** WHAT YOU NEED TO DO **
Your task is to repeat the entries word for word while leaving out the pictures.

——————————

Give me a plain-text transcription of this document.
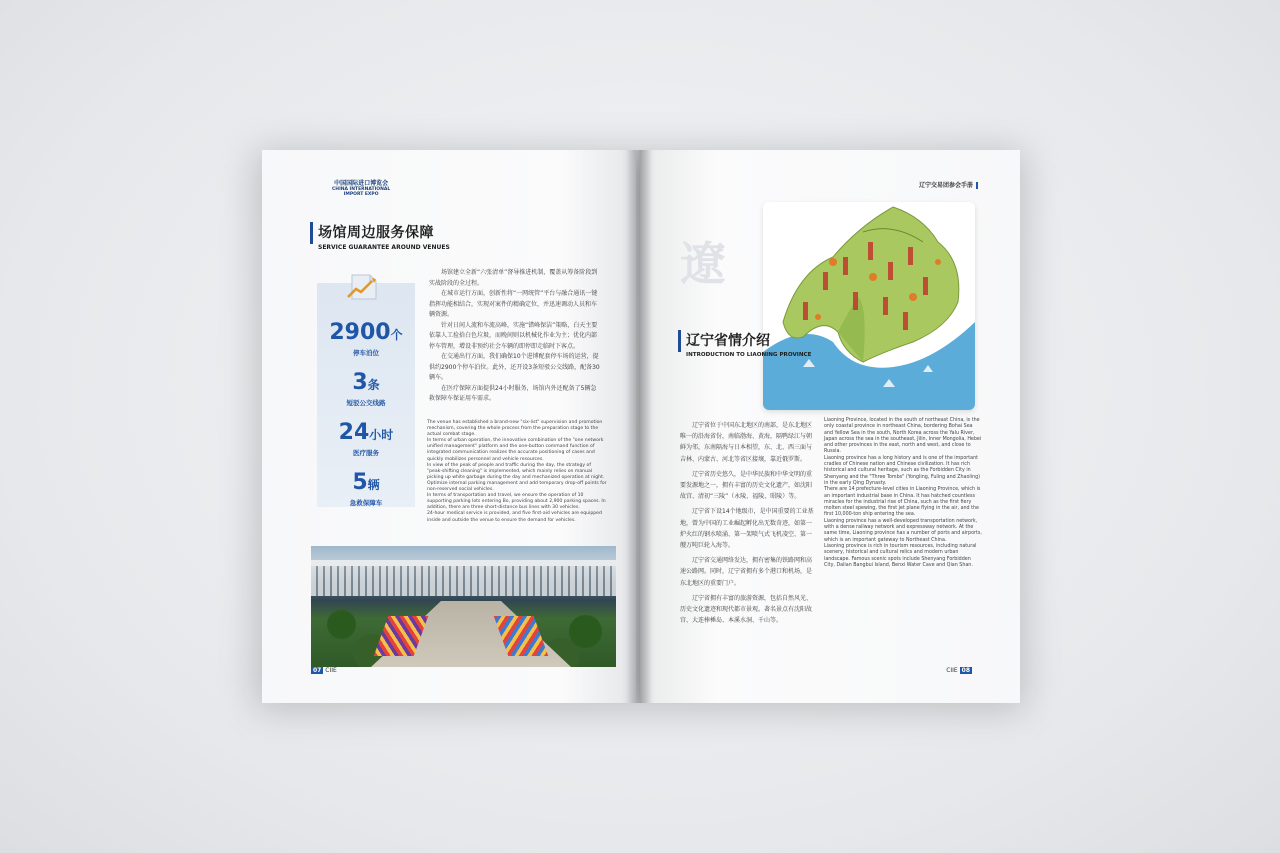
中国国际进口博览会
CHINA INTERNATIONAL
IMPORT EXPO
场馆周边服务保障
SERVICE GUARANTEE AROUND VENUES
2900个
停车泊位
3条
短驳公交线路
24小时
医疗服务
5辆
急救保障车

场馆建立全新“六张清单”督导推进机制，覆盖从筹备阶段到实战阶段的全过程。

在城市运行方面，创新性将“一网统管”平台与融合通讯一键指挥功能相结合，实现对案件的精确定位，并迅速调动人员和车辆资源。

针对日间人流和车流高峰，实施“错峰保洁”策略，白天主要依靠人工捡拾白色垃圾，而晚间则以机械化作业为主；优化内部停车管理，增设非预约社会车辆的即停即走临时下客点。

在交通出行方面，我们确保10个进博配套停车场的运营，提供约2900个停车泊位。此外，还开设3条短驳公交线路，配备30辆车。

在医疗保障方面提供24小时服务，场馆内外还配备了5辆急救保障车保证用车需求。

The venue has established a brand-new "six-list" supervision and promotion mechanism, covering the whole process from the preparation stage to the actual combat stage.

In terms of urban operation, the innovative combination of the "one network unified management" platform and the one-button command function of integrated communication realizes the accurate positioning of cases and quickly mobilizes personnel and vehicle resources.

In view of the peak of people and traffic during the day, the strategy of "peak-shifting cleaning" is implemented, which mainly relies on manual picking up white garbage during the day and mechanized operation at night. Optimize internal parking management and add temporary drop-off points for non-reserved social vehicles.

In terms of transportation and travel, we ensure the operation of 10 supporting parking lots entering Bo, providing about 2,900 parking spaces. In addition, there are three short-distance bus lines with 30 vehicles.

24-hour medical service is provided, and five first-aid vehicles are equipped inside and outside the venue to ensure the demand for vehicles.

07 CIIE
辽宁交易团参会手册
遼
辽宁省情介绍
INTRODUCTION TO LIAONING PROVINCE

辽宁省位于中国东北地区的南部，是东北地区唯一的沿海省份，南临渤海、黄海，隔鸭绿江与朝鲜为邻，东南隔海与日本相望，东、北、西三面与吉林、内蒙古、河北等省区接壤，靠近俄罗斯。

辽宁省历史悠久，是中华民族和中华文明的重要发源地之一，拥有丰富的历史文化遗产，如沈阳故宫、清初“三陵”（永陵、福陵、昭陵）等。

辽宁省下设14个地级市，是中国重要的工业基地，曾为中国的工业崛起孵化出无数奇迹，如第一炉火红的钢水喷涌、第一架喷气式飞机凌空、第一艘万吨巨轮入海等。

辽宁省交通网络发达，拥有密集的铁路网和高速公路网。同时，辽宁省拥有多个港口和机场，是东北地区的重要门户。

辽宁省拥有丰富的旅游资源，包括自然风光、历史文化遗迹和现代都市景观。著名景点有沈阳故宫、大连棒棰岛、本溪水洞、千山等。

Liaoning Province, located in the south of northeast China, is the only coastal province in northeast China, bordering Bohai Sea and Yellow Sea in the south, North Korea across the Yalu River, Japan across the sea in the southeast, Jilin, Inner Mongolia, Hebei and other provinces in the east, north and west, and close to Russia.

Liaoning province has a long history and is one of the important cradles of Chinese nation and Chinese civilization. It has rich historical and cultural heritage, such as the Forbidden City in Shenyang and the "Three Tombs" (Yongling, Fuling and Zhaoling) in the early Qing Dynasty.

There are 14 prefecture-level cities in Liaoning Province, which is an important industrial base in China. It has hatched countless miracles for the industrial rise of China, such as the first fiery molten steel spewing, the first jet plane flying in the air, and the first 10,000-ton ship entering the sea.

Liaoning province has a well-developed transportation network, with a dense railway network and expressway network. At the same time, Liaoning province has a number of ports and airports, which is an important gateway to Northeast China.

Liaoning province is rich in tourism resources, including natural scenery, historical and cultural relics and modern urban landscape. Famous scenic spots include Shenyang Forbidden City, Dalian Bangbui Island, Benxi Water Cave and Qian Shan.

CIIE 08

——————————

** REPLY **
Give me a plain-text transcription of this document.
中国国际进口博览会
CHINA INTERNATIONAL
IMPORT EXPO
场馆周边服务保障
SERVICE GUARANTEE AROUND VENUES
2900个
停车泊位
3条
短驳公交线路
24小时
医疗服务
5辆
急救保障车

场馆建立全新“六张清单”督导推进机制，覆盖从筹备阶段到实战阶段的全过程。

在城市运行方面，创新性将“一网统管”平台与融合通讯一键指挥功能相结合，实现对案件的精确定位，并迅速调动人员和车辆资源。

针对日间人流和车流高峰，实施“错峰保洁”策略，白天主要依靠人工捡拾白色垃圾，而晚间则以机械化作业为主；优化内部停车管理，增设非预约社会车辆的即停即走临时下客点。

在交通出行方面，我们确保10个进博配套停车场的运营，提供约2900个停车泊位。此外，还开设3条短驳公交线路，配备30辆车。

在医疗保障方面提供24小时服务，场馆内外还配备了5辆急救保障车保证用车需求。

The venue has established a brand-new "six-list" supervision and promotion mechanism, covering the whole process from the preparation stage to the actual combat stage.

In terms of urban operation, the innovative combination of the "one network unified management" platform and the one-button command function of integrated communication realizes the accurate positioning of cases and quickly mobilizes personnel and vehicle resources.

In view of the peak of people and traffic during the day, the strategy of "peak-shifting cleaning" is implemented, which mainly relies on manual picking up white garbage during the day and mechanized operation at night. Optimize internal parking management and add temporary drop-off points for non-reserved social vehicles.

In terms of transportation and travel, we ensure the operation of 10 supporting parking lots entering Bo, providing about 2,900 parking spaces. In addition, there are three short-distance bus lines with 30 vehicles.

24-hour medical service is provided, and five first-aid vehicles are equipped inside and outside the venue to ensure the demand for vehicles.

07 CIIE
辽宁交易团参会手册
遼
辽宁省情介绍
INTRODUCTION TO LIAONING PROVINCE

辽宁省位于中国东北地区的南部，是东北地区唯一的沿海省份，南临渤海、黄海，隔鸭绿江与朝鲜为邻，东南隔海与日本相望，东、北、西三面与吉林、内蒙古、河北等省区接壤，靠近俄罗斯。

辽宁省历史悠久，是中华民族和中华文明的重要发源地之一，拥有丰富的历史文化遗产，如沈阳故宫、清初“三陵”（永陵、福陵、昭陵）等。

辽宁省下设14个地级市，是中国重要的工业基地，曾为中国的工业崛起孵化出无数奇迹，如第一炉火红的钢水喷涌、第一架喷气式飞机凌空、第一艘万吨巨轮入海等。

辽宁省交通网络发达，拥有密集的铁路网和高速公路网。同时，辽宁省拥有多个港口和机场，是东北地区的重要门户。

辽宁省拥有丰富的旅游资源，包括自然风光、历史文化遗迹和现代都市景观。著名景点有沈阳故宫、大连棒棰岛、本溪水洞、千山等。

Liaoning Province, located in the south of northeast China, is the only coastal province in northeast China, bordering Bohai Sea and Yellow Sea in the south, North Korea across the Yalu River, Japan across the sea in the southeast, Jilin, Inner Mongolia, Hebei and other provinces in the east, north and west, and close to Russia.

Liaoning province has a long history and is one of the important cradles of Chinese nation and Chinese civilization. It has rich historical and cultural heritage, such as the Forbidden City in Shenyang and the "Three Tombs" (Yongling, Fuling and Zhaoling) in the early Qing Dynasty.

There are 14 prefecture-level cities in Liaoning Province, which is an important industrial base in China. It has hatched countless miracles for the industrial rise of China, such as the first fiery molten steel spewing, the first jet plane flying in the air, and the first 10,000-ton ship entering the sea.

Liaoning province has a well-developed transportation network, with a dense railway network and expressway network. At the same time, Liaoning province has a number of ports and airports, which is an important gateway to Northeast China.

Liaoning province is rich in tourism resources, including natural scenery, historical and cultural relics and modern urban landscape. Famous scenic spots include Shenyang Forbidden City, Dalian Bangbui Island, Benxi Water Cave and Qian Shan.

CIIE 08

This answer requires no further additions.